> **Directions**
Tally every line featuring "Bildhauer", then give that tally alone.

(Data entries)

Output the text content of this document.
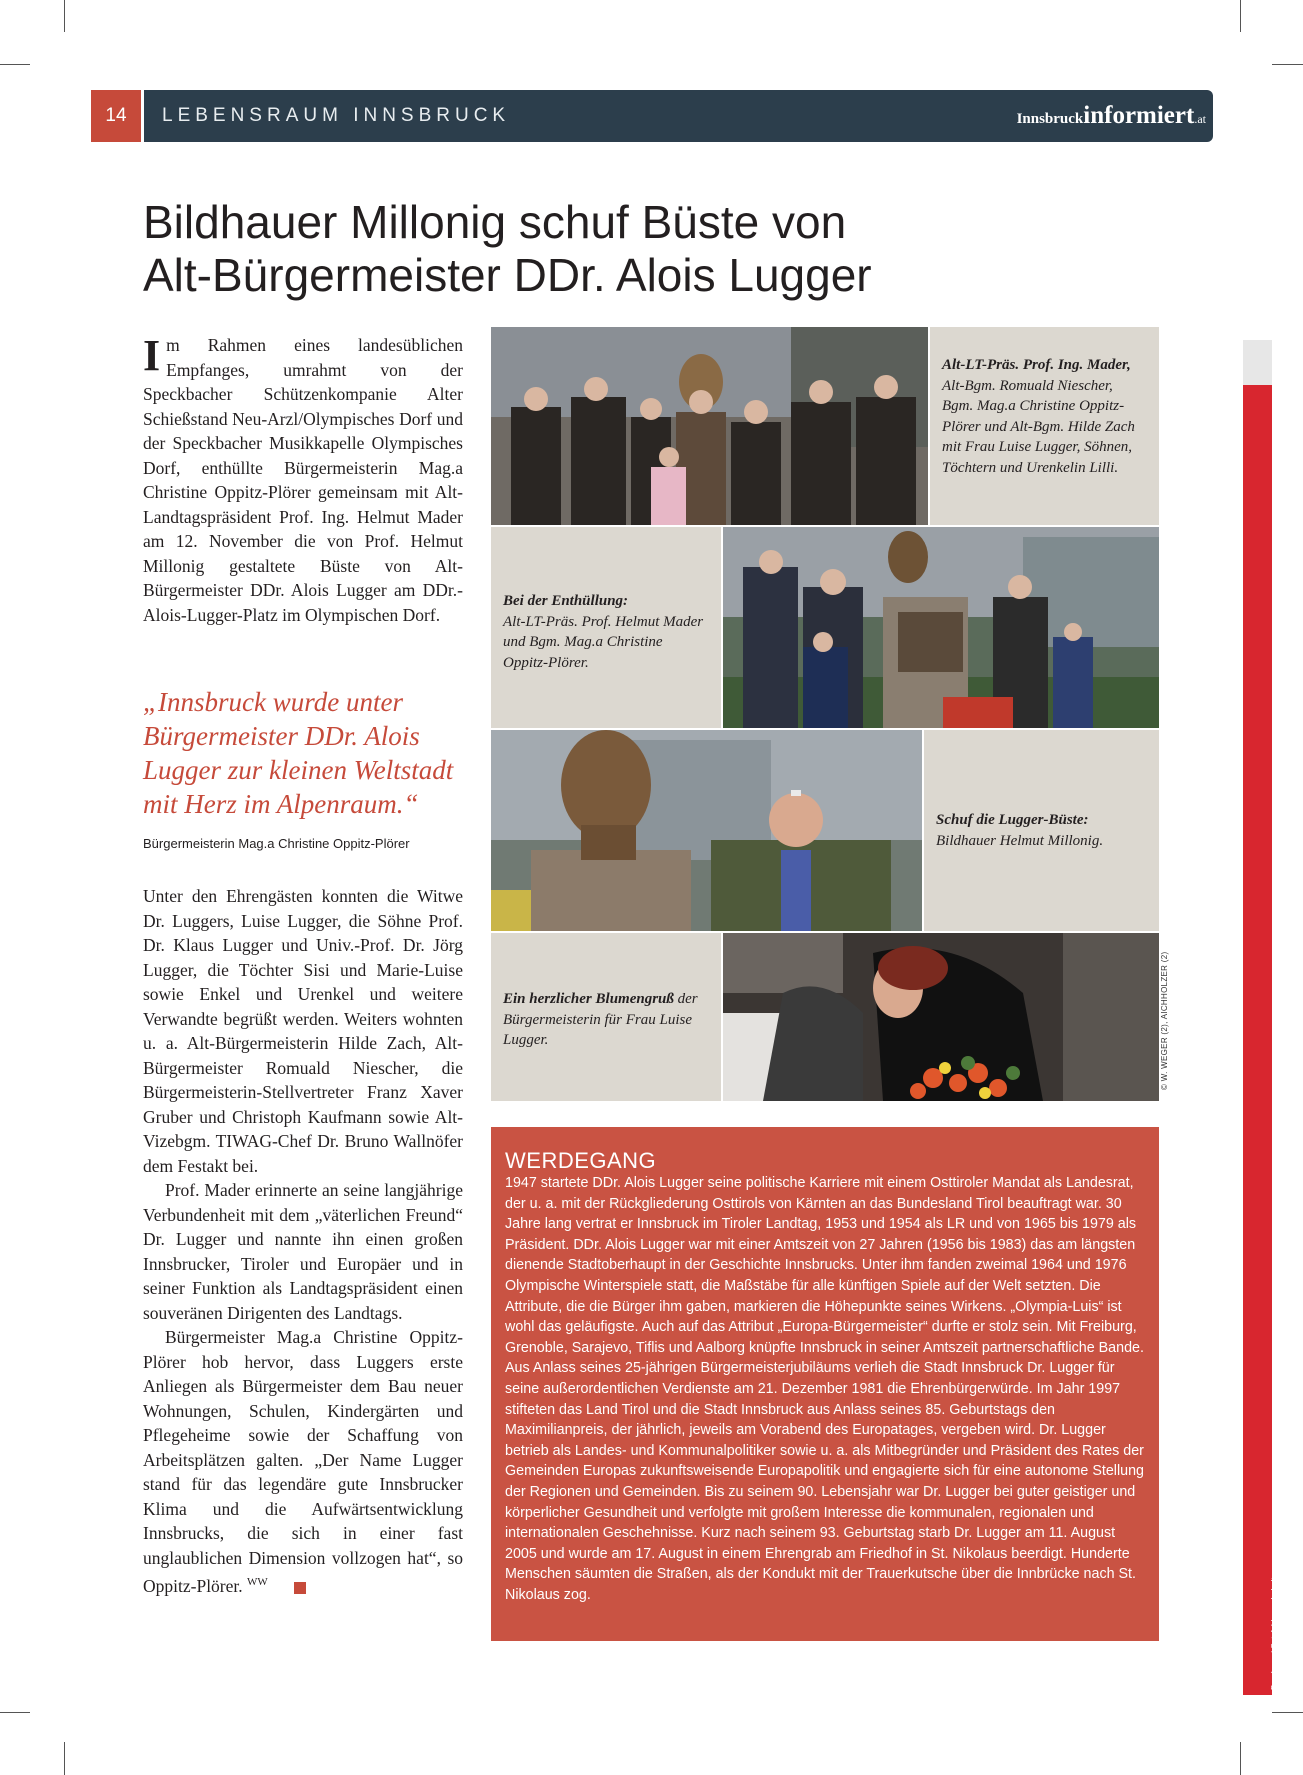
14	LEBENSRAUM INNSBRUCK	Innsbruckinformiert.at
Bildhauer Millonig schuf Büste von
Alt-Bürgermeister DDr. Alois Lugger

Im Rahmen eines landesüblichen Empfanges, umrahmt von der Speckbacher Schützenkompanie Alter Schießstand Neu-Arzl/Olympisches Dorf und der Speckbacher Musikkapelle Olympisches Dorf, enthüllte Bürgermeisterin Mag.a Christine Oppitz-Plörer gemeinsam mit Alt-Landtagspräsident Prof. Ing. Helmut Mader am 12. November die von Prof. Helmut Millonig gestaltete Büste von Alt-Bürgermeister DDr. Alois Lugger am DDr.-Alois-Lugger-Platz im Olympischen Dorf.

„Innsbruck wurde unter Bürgermeister DDr. Alois Lugger zur kleinen Weltstadt mit Herz im Alpenraum.“
Bürgermeisterin Mag.a Christine Oppitz-Plörer

Unter den Ehrengästen konnten die Witwe Dr. Luggers, Luise Lugger, die Söhne Prof. Dr. Klaus Lugger und Univ.-Prof. Dr. Jörg Lugger, die Töchter Sisi und Marie-Luise sowie Enkel und Urenkel und weitere Verwandte begrüßt werden. Weiters wohnten u. a. Alt-Bürgermeisterin Hilde Zach, Alt-Bürgermeister Romuald Niescher, die Bürgermeisterin-Stellvertreter Franz Xaver Gruber und Christoph Kaufmann sowie Alt-Vizebgm. TIWAG-Chef Dr. Bruno Wallnöfer dem Festakt bei.

Prof. Mader erinnerte an seine langjährige Verbundenheit mit dem „väterlichen Freund“ Dr. Lugger und nannte ihn einen großen Innsbrucker, Tiroler und Europäer und in seiner Funktion als Landtagspräsident einen souveränen Dirigenten des Landtags.

Bürgermeister Mag.a Christine Oppitz-Plörer hob hervor, dass Luggers erste Anliegen als Bürgermeister dem Bau neuer Wohnungen, Schulen, Kindergärten und Pflegeheime sowie der Schaffung von Arbeitsplätzen galten. „Der Name Lugger stand für das legendäre gute Innsbrucker Klima und die Aufwärtsentwicklung Innsbrucks, die sich in einer fast unglaublichen Dimension vollzogen hat“, so Oppitz-Plörer. $^{WW}$

Alt-LT-Präs. Prof. Ing. Mader,
Alt-Bgm. Romuald Niescher, Bgm. Mag.a Christine Oppitz-Plörer und Alt-Bgm. Hilde Zach mit Frau Luise Lugger, Söhnen, Töchtern und Urenkelin Lilli.
Bei der Enthüllung:
Alt-LT-Präs. Prof. Helmut Mader und Bgm. Mag.a Christine Oppitz-Plörer.
Schuf die Lugger-Büste:
Bildhauer Helmut Millonig.
Ein herzlicher Blumengruß der Bürgermeisterin für Frau Luise Lugger.	© W. WEGER (2), AICHHOLZER (2)
WERDEGANG

1947 startete DDr. Alois Lugger seine politische Karriere mit einem Osttiroler Mandat als Landesrat, der u. a. mit der Rückgliederung Osttirols von Kärnten an das Bundesland Tirol beauftragt war. 30 Jahre lang vertrat er Innsbruck im Tiroler Landtag, 1953 und 1954 als LR und von 1965 bis 1979 als Präsident. DDr. Alois Lugger war mit einer Amtszeit von 27 Jahren (1956 bis 1983) das am längsten dienende Stadtoberhaupt in der Geschichte Innsbrucks. Unter ihm fanden zweimal 1964 und 1976 Olympische Winterspiele statt, die Maßstäbe für alle künftigen Spiele auf der Welt setzten. Die Attribute, die die Bürger ihm gaben, markieren die Höhepunkte seines Wirkens. „Olympia-Luis“ ist wohl das geläufigste. Auch auf das Attribut „Europa-Bürgermeister“ durfte er stolz sein. Mit Freiburg, Grenoble, Sarajevo, Tiflis und Aalborg knüpfte Innsbruck in seiner Amtszeit partnerschaftliche Bande. Aus Anlass seines 25-jährigen Bürgermeisterjubiläums verlieh die Stadt Innsbruck Dr. Lugger für seine außerordentlichen Verdienste am 21. Dezember 1981 die Ehrenbürgerwürde. Im Jahr 1997 stifteten das Land Tirol und die Stadt Innsbruck aus Anlass seines 85. Geburtstags den Maximilianpreis, der jährlich, jeweils am Vorabend des Europatages, vergeben wird. Dr. Lugger betrieb als Landes- und Kommunalpolitiker sowie u. a. als Mitbegründer und Präsident des Rates der Gemeinden Europas zukunftsweisende Europapolitik und engagierte sich für eine autonome Stellung der Regionen und Gemeinden. Bis zu seinem 90. Lebensjahr war Dr. Lugger bei guter geistiger und körperlicher Gesundheit und verfolgte mit großem Interesse die kommunalen, regionalen und internationalen Geschehnisse. Kurz nach seinem 93. Geburtstag starb Dr. Lugger am 11. August 2005 und wurde am 17. August in einem Ehrengrab am Friedhof in St. Nikolaus beerdigt. Hunderte Menschen säumten die Straßen, als der Kondukt mit der Trauerkutsche über die Innbrücke nach St. Nikolaus zog.	Druck- und Satzfehler vorbehalten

> **Solution to the exercise**
2